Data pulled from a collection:
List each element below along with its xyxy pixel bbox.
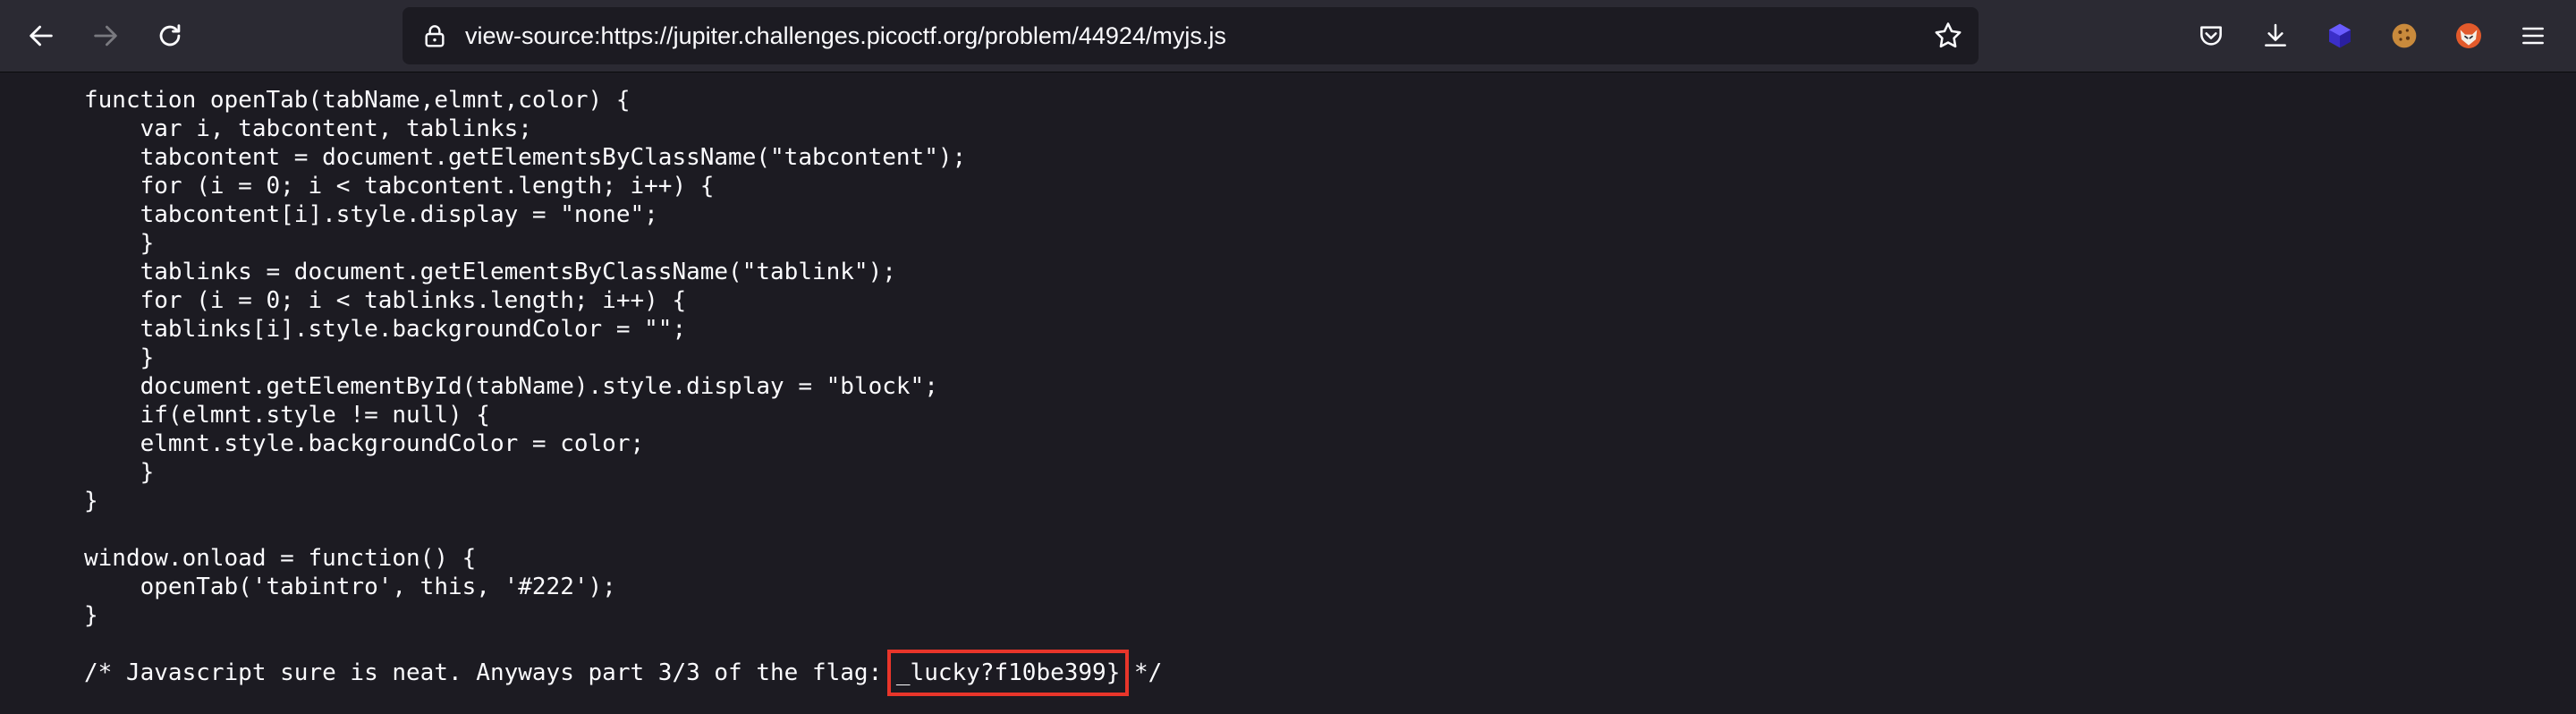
hamburger-menu-icon	[2522, 27, 2544, 45]
code-line: }	[84, 488, 98, 514]
lock-icon[interactable]	[420, 21, 449, 50]
code-line: }	[84, 344, 155, 371]
code-line: }	[84, 602, 98, 629]
code-line: }	[84, 230, 155, 257]
pocket-button[interactable]	[2190, 14, 2233, 57]
pocket-icon	[2200, 26, 2222, 46]
code-line: document.getElementById(tabName).style.d…	[84, 373, 938, 400]
code-line: }	[84, 459, 155, 486]
cube-extension-icon	[2329, 23, 2351, 48]
reload-button[interactable]	[148, 14, 191, 57]
extension-button-cube[interactable]	[2318, 14, 2361, 57]
browser-toolbar: view-source:https://jupiter.challenges.p…	[0, 0, 2576, 72]
flag-part-text: _lucky?f10be399}	[895, 659, 1121, 686]
extension-button-cookie[interactable]	[2383, 14, 2426, 57]
reload-icon	[159, 24, 181, 47]
code-line: for (i = 0; i < tabcontent.length; i++) …	[84, 173, 715, 200]
code-line: if(elmnt.style != null) {	[84, 402, 490, 429]
forward-button[interactable]	[84, 14, 127, 57]
comment-prefix: /* Javascript sure is neat. Anyways part…	[84, 659, 896, 686]
cookie-extension-icon	[2392, 23, 2417, 48]
url-bar[interactable]: view-source:https://jupiter.challenges.p…	[402, 7, 1979, 64]
extension-button-fox[interactable]	[2447, 14, 2490, 57]
downloads-button[interactable]	[2254, 14, 2297, 57]
download-icon	[2265, 23, 2286, 47]
code-line: tabcontent = document.getElementsByClass…	[84, 144, 967, 171]
code-line: tablinks = document.getElementsByClassNa…	[84, 259, 896, 285]
code-line: function openTab(tabName,elmnt,color) {	[84, 87, 631, 114]
code-line: var i, tabcontent, tablinks;	[84, 115, 532, 142]
code-line: tabcontent[i].style.display = "none";	[84, 201, 658, 228]
code-line: tablinks[i].style.backgroundColor = "";	[84, 316, 687, 343]
comment-suffix: */	[1120, 659, 1163, 686]
code-line: window.onload = function() {	[84, 545, 477, 572]
flag-comment-line: /* Javascript sure is neat. Anyways part…	[84, 650, 1163, 696]
code-line: elmnt.style.backgroundColor = color;	[84, 430, 645, 457]
url-text[interactable]: view-source:https://jupiter.challenges.p…	[465, 7, 1226, 64]
back-button[interactable]	[20, 14, 63, 57]
fox-extension-icon	[2456, 23, 2481, 48]
star-icon[interactable]	[1932, 20, 1964, 52]
flag-highlight-box: _lucky?f10be399}	[886, 650, 1130, 696]
source-code-view: function openTab(tabName,elmnt,color) { …	[84, 86, 1163, 696]
code-line: openTab('tabintro', this, '#222');	[84, 574, 616, 600]
code-line: for (i = 0; i < tablinks.length; i++) {	[84, 287, 687, 314]
app-menu-button[interactable]	[2512, 14, 2555, 57]
arrow-right-icon	[94, 25, 117, 47]
arrow-left-icon	[30, 25, 53, 47]
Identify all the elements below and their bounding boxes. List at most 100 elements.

**Task to complete**
Format the lines above as a Markdown table with two columns, Row for the row number and Line for the line itself, skipping any blank lines. Leave the pictures out.

**Answer to this problem**
| Row | Line |
|---|---|
| 1 | List each element below along with its xyxy pixel bbox. |
| 2 | hamburger-menu-icon	[2522, 27, 2544, 45] |
| 3 | code-line: }	[84, 488, 98, 514] |
| 4 | lock-icon[interactable]	[420, 21, 449, 50] |
| 5 | code-line: }	[84, 344, 155, 371] |
| 6 | code-line: }	[84, 602, 98, 629] |
| 7 | code-line: }	[84, 230, 155, 257] |
| 8 | pocket-button[interactable]	[2190, 14, 2233, 57] |
| 9 | pocket-icon	[2200, 26, 2222, 46] |
| 10 | code-line: document.getElementById(tabName).style.d…	[84, 373, 938, 400] |
| 11 | code-line: }	[84, 459, 155, 486] |
| 12 | cube-extension-icon	[2329, 23, 2351, 48] |
| 13 | reload-button[interactable]	[148, 14, 191, 57] |
| 14 | extension-button-cube[interactable]	[2318, 14, 2361, 57] |
| 15 | browser-toolbar: view-source:https://jupiter.challenges.p…	[0, 0, 2576, 72] |
| 16 | flag-part-text: _lucky?f10be399}	[895, 659, 1121, 686] |
| 17 | extension-button-cookie[interactable]	[2383, 14, 2426, 57] |
| 18 | reload-icon	[159, 24, 181, 47] |
| 19 | code-line: for (i = 0; i < tabcontent.length; i++) …	[84, 173, 715, 200] |
| 20 | code-line: if(elmnt.style != null) {	[84, 402, 490, 429] |
| 21 | forward-button[interactable]	[84, 14, 127, 57] |
| 22 | comment-prefix: /* Javascript sure is neat. Anyways part…	[84, 659, 896, 686] |
| 23 | cookie-extension-icon	[2392, 23, 2417, 48] |
| 24 | url-bar[interactable]: view-source:https://jupiter.challenges.p…	[402, 7, 1979, 64] |
| 25 | extension-button-fox[interactable]	[2447, 14, 2490, 57] |
| 26 | downloads-button[interactable]	[2254, 14, 2297, 57] |
| 27 | download-icon	[2265, 23, 2286, 47] |
| 28 | code-line: tabcontent = document.getElementsByClass…	[84, 144, 967, 171] |
| 29 | code-line: tablinks = document.getElementsByClassNa…	[84, 259, 896, 285] |
| 30 | code-line: function openTab(tabName,elmnt,color) {	[84, 87, 631, 114] |
| 31 | code-line: var i, tabcontent, tablinks;	[84, 115, 532, 142] |
| 32 | code-line: tabcontent[i].style.display = "none";	[84, 201, 658, 228] |
| 33 | code-line: tablinks[i].style.backgroundColor = "";	[84, 316, 687, 343] |
| 34 | comment-suffix: */	[1120, 659, 1163, 686] |
| 35 | code-line: window.onload = function() {	[84, 545, 477, 572] |
| 36 | flag-comment-line: /* Javascript sure is neat. Anyways part…	[84, 650, 1163, 696] |
| 37 | code-line: elmnt.style.backgroundColor = color;	[84, 430, 645, 457] |
| 38 | url-text[interactable]: view-source:https://jupiter.challenges.p…	[465, 7, 1226, 64] |
| 39 | back-button[interactable]	[20, 14, 63, 57] |
| 40 | fox-extension-icon	[2456, 23, 2481, 48] |
| 41 | star-icon[interactable]	[1932, 20, 1964, 52] |
| 42 | flag-highlight-box: _lucky?f10be399}	[886, 650, 1130, 696] |
| 43 | source-code-view: function openTab(tabName,elmnt,color) { …	[84, 86, 1163, 696] |
| 44 | code-line: openTab('tabintro', this, '#222');	[84, 574, 616, 600] |
| 45 | code-line: for (i = 0; i < tablinks.length; i++) {	[84, 287, 687, 314] |
| 46 | app-menu-button[interactable]	[2512, 14, 2555, 57] |
| 47 | arrow-right-icon	[94, 25, 117, 47] |
| 48 | arrow-left-icon	[30, 25, 53, 47] |
| 49 | Identify all the elements below and their bounding boxes. List at most 100 elements. |